GIVEN INSTRUCTION:
Please report how many lines in the listing below contain the string "General", matching case exactly. Give only the number.
____
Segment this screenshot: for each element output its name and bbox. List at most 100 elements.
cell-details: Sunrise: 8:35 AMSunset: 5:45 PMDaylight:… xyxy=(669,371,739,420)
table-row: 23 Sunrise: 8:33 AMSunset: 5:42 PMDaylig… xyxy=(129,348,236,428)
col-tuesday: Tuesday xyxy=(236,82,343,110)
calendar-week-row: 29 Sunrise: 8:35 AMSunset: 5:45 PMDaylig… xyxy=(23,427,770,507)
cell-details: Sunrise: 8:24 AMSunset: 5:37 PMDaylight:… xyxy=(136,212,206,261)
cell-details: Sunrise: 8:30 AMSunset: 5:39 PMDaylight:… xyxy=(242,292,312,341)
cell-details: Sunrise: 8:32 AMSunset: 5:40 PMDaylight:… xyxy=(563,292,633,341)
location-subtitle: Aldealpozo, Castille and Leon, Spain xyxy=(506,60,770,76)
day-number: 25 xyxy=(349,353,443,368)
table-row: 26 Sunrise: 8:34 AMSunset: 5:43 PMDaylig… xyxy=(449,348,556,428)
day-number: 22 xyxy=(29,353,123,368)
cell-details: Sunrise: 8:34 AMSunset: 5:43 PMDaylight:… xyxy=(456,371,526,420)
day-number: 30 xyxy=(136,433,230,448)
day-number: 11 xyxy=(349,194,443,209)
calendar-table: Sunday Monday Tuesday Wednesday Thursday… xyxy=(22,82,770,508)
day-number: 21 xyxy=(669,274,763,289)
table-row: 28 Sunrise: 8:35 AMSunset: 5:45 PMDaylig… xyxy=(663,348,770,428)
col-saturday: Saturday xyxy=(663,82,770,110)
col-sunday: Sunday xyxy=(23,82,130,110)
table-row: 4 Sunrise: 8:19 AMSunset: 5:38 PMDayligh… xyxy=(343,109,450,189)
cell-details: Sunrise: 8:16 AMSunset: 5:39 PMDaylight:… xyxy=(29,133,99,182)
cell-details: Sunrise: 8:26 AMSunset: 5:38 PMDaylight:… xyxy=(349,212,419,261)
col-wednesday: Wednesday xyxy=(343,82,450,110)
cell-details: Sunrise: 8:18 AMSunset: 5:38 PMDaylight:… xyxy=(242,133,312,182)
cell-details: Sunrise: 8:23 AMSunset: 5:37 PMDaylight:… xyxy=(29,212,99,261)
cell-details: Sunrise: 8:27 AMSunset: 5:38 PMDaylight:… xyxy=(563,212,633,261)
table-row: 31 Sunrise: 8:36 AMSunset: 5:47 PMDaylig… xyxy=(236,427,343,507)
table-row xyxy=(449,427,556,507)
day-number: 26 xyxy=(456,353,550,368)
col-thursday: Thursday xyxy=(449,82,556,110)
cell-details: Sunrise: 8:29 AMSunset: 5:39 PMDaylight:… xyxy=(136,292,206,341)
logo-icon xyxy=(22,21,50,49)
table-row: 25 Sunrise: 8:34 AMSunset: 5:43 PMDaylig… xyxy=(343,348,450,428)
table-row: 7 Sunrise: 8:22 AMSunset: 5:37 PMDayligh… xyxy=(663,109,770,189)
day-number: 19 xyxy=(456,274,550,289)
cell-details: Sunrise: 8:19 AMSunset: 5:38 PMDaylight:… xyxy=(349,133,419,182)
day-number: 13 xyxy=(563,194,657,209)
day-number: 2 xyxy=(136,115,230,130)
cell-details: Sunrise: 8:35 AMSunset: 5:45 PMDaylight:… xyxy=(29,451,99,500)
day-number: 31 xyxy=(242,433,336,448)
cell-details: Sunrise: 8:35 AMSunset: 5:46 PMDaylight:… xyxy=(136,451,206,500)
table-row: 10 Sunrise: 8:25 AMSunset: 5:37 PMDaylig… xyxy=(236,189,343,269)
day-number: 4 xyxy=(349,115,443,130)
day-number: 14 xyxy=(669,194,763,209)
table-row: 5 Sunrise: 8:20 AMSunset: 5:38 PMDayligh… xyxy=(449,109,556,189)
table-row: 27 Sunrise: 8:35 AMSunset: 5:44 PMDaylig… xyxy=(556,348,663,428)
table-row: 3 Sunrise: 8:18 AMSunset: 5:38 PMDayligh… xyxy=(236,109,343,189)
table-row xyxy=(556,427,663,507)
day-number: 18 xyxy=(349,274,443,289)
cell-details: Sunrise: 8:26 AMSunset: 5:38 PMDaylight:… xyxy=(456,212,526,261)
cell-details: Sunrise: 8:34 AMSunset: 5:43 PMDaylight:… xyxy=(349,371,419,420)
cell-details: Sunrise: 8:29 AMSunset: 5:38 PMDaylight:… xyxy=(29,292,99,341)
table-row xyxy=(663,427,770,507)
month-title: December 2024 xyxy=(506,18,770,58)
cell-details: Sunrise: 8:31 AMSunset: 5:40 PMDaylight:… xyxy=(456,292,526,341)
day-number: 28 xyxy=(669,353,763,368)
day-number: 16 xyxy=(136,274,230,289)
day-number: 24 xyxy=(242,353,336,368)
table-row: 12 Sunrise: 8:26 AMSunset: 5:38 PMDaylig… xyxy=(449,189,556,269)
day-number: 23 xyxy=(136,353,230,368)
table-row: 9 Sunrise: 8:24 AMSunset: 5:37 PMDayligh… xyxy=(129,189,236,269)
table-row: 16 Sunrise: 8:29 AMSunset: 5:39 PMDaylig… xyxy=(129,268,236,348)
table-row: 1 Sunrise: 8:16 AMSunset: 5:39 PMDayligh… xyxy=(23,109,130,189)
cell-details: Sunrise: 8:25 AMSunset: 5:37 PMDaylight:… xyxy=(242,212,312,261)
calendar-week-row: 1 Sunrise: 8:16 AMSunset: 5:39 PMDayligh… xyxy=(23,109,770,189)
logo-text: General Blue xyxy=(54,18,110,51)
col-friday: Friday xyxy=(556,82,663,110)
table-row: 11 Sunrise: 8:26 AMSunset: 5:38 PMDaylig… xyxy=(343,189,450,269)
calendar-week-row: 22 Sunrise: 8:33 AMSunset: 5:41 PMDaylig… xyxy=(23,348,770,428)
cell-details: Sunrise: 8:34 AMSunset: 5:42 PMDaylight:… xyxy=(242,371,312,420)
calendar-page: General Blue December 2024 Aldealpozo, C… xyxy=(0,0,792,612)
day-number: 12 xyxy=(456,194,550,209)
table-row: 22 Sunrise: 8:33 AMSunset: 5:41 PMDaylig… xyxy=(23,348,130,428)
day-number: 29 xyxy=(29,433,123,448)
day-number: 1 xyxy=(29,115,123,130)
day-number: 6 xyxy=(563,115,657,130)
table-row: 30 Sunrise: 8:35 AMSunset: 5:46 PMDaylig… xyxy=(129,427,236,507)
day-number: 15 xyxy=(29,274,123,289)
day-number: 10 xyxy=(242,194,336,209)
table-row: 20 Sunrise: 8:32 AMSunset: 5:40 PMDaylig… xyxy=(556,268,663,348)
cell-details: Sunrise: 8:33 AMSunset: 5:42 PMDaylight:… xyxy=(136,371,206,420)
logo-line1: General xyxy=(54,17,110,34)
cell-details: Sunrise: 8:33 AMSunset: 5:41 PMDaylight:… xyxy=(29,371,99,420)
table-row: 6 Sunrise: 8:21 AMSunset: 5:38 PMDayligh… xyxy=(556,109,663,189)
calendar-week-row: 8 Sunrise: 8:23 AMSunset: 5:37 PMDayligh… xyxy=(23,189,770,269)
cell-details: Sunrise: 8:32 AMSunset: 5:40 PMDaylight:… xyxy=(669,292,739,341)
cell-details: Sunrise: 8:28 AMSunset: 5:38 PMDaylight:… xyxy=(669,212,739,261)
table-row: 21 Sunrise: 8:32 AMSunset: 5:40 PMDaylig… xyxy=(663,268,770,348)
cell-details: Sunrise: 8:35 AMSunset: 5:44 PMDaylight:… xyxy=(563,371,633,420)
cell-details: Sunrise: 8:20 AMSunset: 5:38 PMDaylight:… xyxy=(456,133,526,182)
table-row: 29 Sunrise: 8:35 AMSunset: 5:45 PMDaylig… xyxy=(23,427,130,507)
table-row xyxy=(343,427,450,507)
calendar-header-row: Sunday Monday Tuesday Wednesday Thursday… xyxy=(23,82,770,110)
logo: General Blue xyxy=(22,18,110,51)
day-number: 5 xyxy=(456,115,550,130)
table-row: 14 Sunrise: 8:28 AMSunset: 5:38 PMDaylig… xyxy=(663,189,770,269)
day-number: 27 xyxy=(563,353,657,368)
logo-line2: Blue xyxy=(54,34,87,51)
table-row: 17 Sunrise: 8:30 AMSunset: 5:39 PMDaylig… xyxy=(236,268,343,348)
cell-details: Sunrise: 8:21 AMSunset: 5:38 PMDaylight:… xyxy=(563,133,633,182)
____
FINISHED TASK:
4